start Provided material

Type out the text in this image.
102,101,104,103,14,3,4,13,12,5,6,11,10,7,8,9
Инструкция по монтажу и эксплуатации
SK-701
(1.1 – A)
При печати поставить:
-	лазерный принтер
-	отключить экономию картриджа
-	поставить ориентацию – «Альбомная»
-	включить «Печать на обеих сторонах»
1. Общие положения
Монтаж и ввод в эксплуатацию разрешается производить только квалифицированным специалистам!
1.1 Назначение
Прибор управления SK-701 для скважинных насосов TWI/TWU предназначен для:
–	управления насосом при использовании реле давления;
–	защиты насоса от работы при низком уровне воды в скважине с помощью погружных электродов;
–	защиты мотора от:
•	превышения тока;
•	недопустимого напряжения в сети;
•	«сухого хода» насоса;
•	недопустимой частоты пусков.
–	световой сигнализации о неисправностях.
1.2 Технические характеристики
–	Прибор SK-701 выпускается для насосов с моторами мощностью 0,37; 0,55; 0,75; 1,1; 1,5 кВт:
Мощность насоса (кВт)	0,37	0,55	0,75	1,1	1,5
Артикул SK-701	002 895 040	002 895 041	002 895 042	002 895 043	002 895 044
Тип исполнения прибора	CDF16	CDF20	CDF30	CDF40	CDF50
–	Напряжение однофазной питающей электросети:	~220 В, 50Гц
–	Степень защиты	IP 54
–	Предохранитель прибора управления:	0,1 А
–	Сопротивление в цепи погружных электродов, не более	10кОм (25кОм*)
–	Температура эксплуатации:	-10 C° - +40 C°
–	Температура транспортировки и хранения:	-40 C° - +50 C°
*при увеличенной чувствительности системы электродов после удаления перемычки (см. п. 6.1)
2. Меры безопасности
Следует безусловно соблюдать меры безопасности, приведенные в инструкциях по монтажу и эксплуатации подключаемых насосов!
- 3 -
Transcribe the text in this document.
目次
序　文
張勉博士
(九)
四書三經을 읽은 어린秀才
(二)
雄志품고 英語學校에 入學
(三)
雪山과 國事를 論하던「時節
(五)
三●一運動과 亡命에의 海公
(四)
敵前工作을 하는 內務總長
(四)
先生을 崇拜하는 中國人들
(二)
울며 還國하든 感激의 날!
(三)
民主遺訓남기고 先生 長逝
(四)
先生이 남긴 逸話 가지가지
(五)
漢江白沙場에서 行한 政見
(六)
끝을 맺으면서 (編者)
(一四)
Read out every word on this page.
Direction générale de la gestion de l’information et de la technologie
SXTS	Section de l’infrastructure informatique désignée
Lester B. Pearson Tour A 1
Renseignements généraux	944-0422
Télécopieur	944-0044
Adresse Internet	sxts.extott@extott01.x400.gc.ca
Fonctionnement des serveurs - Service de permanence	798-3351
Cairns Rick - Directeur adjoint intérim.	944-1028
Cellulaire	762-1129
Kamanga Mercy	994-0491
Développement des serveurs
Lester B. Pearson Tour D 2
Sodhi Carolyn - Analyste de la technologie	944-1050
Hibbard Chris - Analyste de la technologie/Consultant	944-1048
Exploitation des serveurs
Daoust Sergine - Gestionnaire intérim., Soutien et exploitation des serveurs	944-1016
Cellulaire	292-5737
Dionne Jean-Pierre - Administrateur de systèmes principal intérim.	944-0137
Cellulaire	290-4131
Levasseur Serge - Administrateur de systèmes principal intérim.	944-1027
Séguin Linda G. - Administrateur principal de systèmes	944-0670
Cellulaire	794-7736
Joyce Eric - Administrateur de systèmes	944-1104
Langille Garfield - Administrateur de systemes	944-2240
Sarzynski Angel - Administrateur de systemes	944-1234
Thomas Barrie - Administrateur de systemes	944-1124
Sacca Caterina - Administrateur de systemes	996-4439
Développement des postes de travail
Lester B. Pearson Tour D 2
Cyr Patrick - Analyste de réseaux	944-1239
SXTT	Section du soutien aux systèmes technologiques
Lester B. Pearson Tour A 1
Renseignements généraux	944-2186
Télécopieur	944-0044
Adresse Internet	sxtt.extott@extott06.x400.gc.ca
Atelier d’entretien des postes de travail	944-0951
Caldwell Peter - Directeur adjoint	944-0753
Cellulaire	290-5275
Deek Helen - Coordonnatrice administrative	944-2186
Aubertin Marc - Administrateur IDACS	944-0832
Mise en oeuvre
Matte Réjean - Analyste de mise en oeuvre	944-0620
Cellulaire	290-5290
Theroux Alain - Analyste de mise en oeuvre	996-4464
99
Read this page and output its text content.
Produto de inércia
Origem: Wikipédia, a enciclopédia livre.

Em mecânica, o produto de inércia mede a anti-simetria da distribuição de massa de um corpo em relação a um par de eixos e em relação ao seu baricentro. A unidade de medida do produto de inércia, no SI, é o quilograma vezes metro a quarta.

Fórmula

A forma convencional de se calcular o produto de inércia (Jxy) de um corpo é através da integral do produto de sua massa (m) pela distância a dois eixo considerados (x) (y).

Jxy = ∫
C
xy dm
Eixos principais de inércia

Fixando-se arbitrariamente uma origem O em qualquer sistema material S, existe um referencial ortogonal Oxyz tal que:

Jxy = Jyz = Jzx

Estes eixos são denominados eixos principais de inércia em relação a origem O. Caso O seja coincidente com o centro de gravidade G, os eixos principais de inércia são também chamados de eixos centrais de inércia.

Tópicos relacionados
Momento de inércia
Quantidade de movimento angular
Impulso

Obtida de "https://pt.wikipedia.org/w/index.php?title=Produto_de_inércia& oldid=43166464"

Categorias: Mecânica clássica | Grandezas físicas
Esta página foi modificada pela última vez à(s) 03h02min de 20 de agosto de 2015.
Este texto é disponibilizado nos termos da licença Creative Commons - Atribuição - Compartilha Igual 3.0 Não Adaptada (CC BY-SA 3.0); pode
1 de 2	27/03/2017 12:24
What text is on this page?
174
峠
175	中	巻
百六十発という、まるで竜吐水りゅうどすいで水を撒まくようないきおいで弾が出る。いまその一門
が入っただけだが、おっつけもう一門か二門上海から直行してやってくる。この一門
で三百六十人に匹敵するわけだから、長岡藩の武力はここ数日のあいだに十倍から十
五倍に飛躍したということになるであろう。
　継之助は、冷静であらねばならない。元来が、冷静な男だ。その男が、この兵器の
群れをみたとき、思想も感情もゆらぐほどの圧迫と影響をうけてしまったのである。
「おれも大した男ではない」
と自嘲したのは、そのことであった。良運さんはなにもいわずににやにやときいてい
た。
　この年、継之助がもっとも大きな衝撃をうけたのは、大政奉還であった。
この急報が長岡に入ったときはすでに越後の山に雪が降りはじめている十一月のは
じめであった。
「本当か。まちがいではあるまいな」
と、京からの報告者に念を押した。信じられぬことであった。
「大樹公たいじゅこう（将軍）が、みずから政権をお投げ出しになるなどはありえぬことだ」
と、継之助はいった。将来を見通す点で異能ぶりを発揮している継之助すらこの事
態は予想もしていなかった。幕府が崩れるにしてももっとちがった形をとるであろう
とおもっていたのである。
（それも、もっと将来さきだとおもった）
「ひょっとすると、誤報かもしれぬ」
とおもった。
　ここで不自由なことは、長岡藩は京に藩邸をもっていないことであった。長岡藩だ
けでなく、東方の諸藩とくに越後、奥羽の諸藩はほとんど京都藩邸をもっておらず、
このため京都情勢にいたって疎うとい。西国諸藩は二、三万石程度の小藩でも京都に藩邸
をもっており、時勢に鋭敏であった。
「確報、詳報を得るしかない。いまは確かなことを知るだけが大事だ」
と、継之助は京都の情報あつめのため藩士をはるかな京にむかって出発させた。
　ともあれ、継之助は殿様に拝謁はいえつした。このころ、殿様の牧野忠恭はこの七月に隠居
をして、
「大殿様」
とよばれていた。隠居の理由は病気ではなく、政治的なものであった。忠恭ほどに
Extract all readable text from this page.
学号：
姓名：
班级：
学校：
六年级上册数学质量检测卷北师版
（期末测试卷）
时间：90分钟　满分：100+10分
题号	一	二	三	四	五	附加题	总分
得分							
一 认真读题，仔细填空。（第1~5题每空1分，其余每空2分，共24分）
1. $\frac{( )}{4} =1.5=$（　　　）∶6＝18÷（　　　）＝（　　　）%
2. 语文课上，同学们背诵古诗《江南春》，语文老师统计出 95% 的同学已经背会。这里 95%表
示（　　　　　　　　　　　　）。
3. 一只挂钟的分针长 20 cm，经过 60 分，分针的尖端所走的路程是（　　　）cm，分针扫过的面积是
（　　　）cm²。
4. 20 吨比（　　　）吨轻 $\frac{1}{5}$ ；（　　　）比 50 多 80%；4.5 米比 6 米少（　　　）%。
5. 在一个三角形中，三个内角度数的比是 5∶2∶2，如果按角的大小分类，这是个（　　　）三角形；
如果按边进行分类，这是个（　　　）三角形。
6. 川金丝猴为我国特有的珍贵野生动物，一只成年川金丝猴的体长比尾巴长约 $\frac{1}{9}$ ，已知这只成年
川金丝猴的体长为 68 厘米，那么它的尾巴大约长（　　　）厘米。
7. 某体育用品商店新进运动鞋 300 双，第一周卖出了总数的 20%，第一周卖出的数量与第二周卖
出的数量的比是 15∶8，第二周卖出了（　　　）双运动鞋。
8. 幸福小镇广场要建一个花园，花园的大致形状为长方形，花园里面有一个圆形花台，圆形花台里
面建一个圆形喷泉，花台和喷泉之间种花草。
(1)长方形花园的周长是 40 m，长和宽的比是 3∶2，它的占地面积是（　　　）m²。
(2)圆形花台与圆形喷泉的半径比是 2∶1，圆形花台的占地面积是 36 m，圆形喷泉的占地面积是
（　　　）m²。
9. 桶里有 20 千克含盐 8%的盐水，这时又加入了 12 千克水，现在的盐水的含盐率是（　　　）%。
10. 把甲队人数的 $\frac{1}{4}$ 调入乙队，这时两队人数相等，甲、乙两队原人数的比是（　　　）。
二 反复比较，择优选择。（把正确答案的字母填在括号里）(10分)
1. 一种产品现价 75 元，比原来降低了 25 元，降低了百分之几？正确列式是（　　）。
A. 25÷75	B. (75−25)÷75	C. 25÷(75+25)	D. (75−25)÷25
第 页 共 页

end Provided material

• _Exercise details_:
Pull every line containing the word "travail" out of the entries above.

• _Complete output_:
Développement des postes de travail
Atelier d’entretien des postes de travail	944-0951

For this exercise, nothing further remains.